→ Material provided:
● ● ● ● ● ● ●

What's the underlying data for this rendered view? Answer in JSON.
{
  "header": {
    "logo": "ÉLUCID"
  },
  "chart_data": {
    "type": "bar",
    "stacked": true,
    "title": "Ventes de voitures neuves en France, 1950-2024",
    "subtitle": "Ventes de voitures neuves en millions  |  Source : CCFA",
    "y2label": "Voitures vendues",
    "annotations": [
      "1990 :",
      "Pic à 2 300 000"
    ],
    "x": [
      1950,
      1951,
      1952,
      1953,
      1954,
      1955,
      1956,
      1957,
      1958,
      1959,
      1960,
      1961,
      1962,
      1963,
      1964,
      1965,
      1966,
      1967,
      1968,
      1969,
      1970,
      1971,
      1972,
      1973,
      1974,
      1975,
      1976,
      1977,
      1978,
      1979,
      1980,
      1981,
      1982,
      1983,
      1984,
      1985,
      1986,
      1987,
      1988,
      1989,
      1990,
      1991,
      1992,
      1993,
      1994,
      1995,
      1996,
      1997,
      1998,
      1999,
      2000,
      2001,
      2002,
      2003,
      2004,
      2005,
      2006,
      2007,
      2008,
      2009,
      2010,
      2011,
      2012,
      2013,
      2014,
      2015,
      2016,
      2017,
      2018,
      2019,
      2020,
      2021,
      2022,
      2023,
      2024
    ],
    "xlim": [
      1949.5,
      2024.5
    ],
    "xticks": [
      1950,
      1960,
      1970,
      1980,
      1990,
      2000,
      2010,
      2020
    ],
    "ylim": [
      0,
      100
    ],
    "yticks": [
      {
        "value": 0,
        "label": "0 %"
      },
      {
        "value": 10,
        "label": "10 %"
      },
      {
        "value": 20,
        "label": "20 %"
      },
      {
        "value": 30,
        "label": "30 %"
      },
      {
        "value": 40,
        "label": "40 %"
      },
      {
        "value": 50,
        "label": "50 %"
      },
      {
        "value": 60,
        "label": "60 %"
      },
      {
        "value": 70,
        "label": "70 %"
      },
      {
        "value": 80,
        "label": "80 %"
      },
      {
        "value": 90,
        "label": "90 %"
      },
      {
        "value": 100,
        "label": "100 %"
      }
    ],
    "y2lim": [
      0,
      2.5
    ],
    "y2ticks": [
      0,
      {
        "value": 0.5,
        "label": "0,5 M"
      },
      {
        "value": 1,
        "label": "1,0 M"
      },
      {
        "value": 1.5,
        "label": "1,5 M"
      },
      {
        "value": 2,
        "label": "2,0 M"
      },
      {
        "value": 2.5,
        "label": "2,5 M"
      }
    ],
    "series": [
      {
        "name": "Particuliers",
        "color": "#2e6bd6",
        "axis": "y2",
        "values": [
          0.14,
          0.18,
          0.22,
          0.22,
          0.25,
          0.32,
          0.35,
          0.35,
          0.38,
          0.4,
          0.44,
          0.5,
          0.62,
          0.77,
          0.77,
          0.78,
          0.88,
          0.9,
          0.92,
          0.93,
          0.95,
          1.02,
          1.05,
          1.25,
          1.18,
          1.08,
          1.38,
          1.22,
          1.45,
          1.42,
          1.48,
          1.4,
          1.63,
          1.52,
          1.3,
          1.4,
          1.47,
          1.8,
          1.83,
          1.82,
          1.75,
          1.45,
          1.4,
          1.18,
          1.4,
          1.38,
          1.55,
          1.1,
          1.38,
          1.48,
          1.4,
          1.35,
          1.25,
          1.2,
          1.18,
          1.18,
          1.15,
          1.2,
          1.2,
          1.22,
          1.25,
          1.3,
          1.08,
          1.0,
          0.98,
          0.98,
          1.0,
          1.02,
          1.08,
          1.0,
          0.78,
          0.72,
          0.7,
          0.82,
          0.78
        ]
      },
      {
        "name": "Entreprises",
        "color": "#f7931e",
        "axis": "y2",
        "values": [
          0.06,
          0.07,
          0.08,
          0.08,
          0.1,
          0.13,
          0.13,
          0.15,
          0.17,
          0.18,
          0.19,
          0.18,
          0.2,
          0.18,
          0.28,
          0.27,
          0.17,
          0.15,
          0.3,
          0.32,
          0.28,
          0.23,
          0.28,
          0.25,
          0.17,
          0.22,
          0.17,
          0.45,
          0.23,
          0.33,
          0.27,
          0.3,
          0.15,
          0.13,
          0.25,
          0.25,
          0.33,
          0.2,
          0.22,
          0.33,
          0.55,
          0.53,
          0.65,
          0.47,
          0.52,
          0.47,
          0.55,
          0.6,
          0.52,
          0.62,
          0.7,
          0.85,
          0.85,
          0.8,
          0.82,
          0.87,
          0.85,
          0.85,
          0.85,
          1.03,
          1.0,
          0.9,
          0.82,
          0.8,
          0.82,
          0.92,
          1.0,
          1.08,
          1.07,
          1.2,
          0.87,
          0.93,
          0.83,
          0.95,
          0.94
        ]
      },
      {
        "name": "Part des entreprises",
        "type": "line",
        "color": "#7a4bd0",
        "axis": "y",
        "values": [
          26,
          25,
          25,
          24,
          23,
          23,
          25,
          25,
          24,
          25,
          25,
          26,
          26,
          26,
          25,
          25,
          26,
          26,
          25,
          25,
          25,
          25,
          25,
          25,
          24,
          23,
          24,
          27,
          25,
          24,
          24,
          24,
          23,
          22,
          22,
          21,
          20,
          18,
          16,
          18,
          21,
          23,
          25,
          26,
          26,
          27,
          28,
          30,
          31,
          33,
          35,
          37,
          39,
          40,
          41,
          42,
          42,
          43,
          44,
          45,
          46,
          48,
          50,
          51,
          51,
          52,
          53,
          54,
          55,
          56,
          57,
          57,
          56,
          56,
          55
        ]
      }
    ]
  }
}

● ● ● ● ● ● ●

Every line of the listing that holds "neuves" should be found and copied.

    "title": "Ventes de voitures neuves en France, 1950-2024",
    "subtitle": "Ventes de voitures neuves en millions  |  Source : CCFA",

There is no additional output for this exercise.